** ENTRIES SUPPLIED **

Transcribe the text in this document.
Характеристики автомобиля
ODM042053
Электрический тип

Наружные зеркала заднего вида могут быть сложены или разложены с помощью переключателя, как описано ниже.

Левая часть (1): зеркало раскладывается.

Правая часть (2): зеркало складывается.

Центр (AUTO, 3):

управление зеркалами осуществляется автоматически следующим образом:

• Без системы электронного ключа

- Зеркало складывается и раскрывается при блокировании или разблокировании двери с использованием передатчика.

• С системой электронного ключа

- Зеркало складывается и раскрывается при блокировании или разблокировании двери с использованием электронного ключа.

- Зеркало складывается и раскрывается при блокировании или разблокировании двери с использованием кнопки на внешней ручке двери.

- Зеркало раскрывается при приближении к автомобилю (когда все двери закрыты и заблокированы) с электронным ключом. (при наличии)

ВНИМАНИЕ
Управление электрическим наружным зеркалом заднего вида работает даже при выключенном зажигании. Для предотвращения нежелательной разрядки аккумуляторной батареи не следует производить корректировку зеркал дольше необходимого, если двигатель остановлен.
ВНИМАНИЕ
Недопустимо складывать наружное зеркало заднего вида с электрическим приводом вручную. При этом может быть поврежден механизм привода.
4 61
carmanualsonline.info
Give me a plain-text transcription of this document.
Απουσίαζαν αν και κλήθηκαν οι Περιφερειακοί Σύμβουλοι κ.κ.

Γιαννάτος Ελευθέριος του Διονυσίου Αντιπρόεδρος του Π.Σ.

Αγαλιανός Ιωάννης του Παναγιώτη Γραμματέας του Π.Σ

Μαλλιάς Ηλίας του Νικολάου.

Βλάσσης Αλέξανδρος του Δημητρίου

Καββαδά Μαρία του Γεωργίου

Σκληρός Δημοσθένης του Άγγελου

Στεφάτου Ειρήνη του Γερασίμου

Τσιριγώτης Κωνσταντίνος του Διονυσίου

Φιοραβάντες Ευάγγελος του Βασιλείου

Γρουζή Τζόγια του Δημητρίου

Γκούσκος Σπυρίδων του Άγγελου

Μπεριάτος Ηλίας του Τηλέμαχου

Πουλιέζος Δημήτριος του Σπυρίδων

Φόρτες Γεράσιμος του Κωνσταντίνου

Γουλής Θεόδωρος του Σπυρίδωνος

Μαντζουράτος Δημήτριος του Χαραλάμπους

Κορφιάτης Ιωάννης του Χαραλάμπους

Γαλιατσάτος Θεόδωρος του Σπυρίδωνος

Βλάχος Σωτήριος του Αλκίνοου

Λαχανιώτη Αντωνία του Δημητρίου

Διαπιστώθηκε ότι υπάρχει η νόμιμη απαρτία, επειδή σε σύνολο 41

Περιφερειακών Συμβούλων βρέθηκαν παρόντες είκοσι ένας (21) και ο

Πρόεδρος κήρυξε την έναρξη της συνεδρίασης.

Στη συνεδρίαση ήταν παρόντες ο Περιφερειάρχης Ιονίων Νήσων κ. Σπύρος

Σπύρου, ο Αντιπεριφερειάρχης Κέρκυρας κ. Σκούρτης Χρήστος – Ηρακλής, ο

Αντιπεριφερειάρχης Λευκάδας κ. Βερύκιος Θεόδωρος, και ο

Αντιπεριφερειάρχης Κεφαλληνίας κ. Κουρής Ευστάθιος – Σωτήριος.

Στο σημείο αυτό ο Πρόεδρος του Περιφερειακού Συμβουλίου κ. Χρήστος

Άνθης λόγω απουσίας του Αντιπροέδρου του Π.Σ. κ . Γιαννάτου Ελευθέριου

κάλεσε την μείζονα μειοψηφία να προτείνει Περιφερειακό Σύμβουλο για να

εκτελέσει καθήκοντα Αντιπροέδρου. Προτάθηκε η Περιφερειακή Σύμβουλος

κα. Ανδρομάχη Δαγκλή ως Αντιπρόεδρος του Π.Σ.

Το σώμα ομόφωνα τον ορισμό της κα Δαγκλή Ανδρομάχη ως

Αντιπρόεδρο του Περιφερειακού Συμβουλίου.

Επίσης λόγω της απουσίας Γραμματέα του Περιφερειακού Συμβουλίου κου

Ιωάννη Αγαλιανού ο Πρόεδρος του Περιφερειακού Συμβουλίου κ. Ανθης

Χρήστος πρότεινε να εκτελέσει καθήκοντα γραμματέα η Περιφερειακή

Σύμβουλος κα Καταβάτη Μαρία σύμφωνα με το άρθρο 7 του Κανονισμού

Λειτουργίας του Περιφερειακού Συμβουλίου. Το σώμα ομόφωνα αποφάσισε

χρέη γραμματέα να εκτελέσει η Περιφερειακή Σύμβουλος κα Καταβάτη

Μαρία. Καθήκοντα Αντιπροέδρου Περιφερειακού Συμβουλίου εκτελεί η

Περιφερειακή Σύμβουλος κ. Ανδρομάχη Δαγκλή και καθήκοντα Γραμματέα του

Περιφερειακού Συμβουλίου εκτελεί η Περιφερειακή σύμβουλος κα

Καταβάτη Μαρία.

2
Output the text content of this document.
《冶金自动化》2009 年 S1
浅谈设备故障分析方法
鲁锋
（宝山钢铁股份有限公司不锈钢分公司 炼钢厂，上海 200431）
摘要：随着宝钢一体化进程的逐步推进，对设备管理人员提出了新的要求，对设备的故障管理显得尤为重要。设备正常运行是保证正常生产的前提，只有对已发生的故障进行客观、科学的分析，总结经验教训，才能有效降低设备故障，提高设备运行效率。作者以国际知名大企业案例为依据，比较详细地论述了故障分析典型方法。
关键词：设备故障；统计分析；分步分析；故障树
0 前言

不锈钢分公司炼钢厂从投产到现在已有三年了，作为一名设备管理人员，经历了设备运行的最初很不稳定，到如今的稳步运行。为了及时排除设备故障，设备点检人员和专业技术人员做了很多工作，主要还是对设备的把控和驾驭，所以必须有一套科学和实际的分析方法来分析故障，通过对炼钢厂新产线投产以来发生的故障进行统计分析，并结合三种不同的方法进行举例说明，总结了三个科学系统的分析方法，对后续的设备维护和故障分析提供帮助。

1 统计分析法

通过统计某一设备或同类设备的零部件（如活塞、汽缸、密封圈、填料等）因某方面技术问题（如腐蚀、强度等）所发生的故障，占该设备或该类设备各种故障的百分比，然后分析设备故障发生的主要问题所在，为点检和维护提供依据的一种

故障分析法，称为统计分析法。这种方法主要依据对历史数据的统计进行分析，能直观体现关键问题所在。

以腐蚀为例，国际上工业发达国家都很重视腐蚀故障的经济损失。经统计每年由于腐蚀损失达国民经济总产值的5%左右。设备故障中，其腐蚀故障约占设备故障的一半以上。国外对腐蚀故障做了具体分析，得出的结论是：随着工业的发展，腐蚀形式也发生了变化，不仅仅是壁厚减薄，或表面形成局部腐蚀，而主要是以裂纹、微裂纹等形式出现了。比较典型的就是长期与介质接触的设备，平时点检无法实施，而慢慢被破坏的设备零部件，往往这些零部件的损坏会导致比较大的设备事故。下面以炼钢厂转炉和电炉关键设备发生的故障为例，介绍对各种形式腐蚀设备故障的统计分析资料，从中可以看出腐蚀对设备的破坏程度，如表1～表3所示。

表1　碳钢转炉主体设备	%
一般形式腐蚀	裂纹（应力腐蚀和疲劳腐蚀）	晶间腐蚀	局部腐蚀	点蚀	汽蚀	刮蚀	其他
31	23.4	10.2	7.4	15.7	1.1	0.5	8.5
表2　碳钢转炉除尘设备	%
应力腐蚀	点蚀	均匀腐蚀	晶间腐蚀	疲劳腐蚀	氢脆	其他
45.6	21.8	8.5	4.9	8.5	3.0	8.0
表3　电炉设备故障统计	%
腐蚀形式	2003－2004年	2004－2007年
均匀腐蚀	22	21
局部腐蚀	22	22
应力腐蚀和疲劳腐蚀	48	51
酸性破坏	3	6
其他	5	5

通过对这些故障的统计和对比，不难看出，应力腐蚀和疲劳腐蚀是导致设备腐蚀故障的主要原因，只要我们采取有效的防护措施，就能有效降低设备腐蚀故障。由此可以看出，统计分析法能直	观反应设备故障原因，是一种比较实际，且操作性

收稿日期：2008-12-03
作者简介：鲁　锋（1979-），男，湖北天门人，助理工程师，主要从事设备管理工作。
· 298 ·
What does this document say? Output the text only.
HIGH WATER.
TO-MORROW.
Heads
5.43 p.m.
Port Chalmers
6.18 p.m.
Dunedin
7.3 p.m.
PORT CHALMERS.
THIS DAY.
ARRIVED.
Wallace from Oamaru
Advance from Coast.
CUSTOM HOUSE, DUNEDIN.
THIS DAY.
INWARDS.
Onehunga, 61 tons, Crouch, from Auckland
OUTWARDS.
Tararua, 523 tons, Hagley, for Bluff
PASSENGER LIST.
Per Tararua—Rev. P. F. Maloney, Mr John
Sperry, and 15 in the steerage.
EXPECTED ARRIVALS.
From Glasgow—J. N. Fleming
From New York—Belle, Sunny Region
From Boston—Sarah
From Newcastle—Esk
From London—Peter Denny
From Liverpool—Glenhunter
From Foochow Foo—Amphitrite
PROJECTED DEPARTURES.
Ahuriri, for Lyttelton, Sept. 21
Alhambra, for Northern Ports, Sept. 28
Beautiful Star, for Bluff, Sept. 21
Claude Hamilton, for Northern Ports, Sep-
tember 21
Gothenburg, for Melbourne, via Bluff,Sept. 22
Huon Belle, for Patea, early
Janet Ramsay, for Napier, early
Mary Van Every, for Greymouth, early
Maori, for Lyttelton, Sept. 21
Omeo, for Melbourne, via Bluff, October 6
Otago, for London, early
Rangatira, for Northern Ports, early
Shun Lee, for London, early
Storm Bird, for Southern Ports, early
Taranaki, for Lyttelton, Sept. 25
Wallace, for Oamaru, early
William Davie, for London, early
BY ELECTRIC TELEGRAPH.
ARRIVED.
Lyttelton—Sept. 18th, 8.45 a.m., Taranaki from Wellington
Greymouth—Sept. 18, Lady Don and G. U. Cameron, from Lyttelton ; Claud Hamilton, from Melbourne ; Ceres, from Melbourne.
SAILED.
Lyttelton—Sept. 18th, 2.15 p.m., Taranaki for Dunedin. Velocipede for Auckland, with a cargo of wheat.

** WHAT IS BEING ASKED **
Give back exactly the lines from the line holding "What does this" through the last line of the listing, including both.

** TASK RESULT **
What does this document say? Output the text only.
HIGH WATER.
TO-MORROW.
Heads
5.43 p.m.
Port Chalmers
6.18 p.m.
Dunedin
7.3 p.m.
PORT CHALMERS.
THIS DAY.
ARRIVED.
Wallace from Oamaru
Advance from Coast.
CUSTOM HOUSE, DUNEDIN.
THIS DAY.
INWARDS.
Onehunga, 61 tons, Crouch, from Auckland
OUTWARDS.
Tararua, 523 tons, Hagley, for Bluff
PASSENGER LIST.
Per Tararua—Rev. P. F. Maloney, Mr John
Sperry, and 15 in the steerage.
EXPECTED ARRIVALS.
From Glasgow—J. N. Fleming
From New York—Belle, Sunny Region
From Boston—Sarah
From Newcastle—Esk
From London—Peter Denny
From Liverpool—Glenhunter
From Foochow Foo—Amphitrite
PROJECTED DEPARTURES.
Ahuriri, for Lyttelton, Sept. 21
Alhambra, for Northern Ports, Sept. 28
Beautiful Star, for Bluff, Sept. 21
Claude Hamilton, for Northern Ports, Sep-
tember 21
Gothenburg, for Melbourne, via Bluff,Sept. 22
Huon Belle, for Patea, early
Janet Ramsay, for Napier, early
Mary Van Every, for Greymouth, early
Maori, for Lyttelton, Sept. 21
Omeo, for Melbourne, via Bluff, October 6
Otago, for London, early
Rangatira, for Northern Ports, early
Shun Lee, for London, early
Storm Bird, for Southern Ports, early
Taranaki, for Lyttelton, Sept. 25
Wallace, for Oamaru, early
William Davie, for London, early
BY ELECTRIC TELEGRAPH.
ARRIVED.
Lyttelton—Sept. 18th, 8.45 a.m., Taranaki from Wellington
Greymouth—Sept. 18, Lady Don and G. U. Cameron, from Lyttelton ; Claud Hamilton, from Melbourne ; Ceres, from Melbourne.
SAILED.
Lyttelton—Sept. 18th, 2.15 p.m., Taranaki for Dunedin. Velocipede for Auckland, with a cargo of wheat.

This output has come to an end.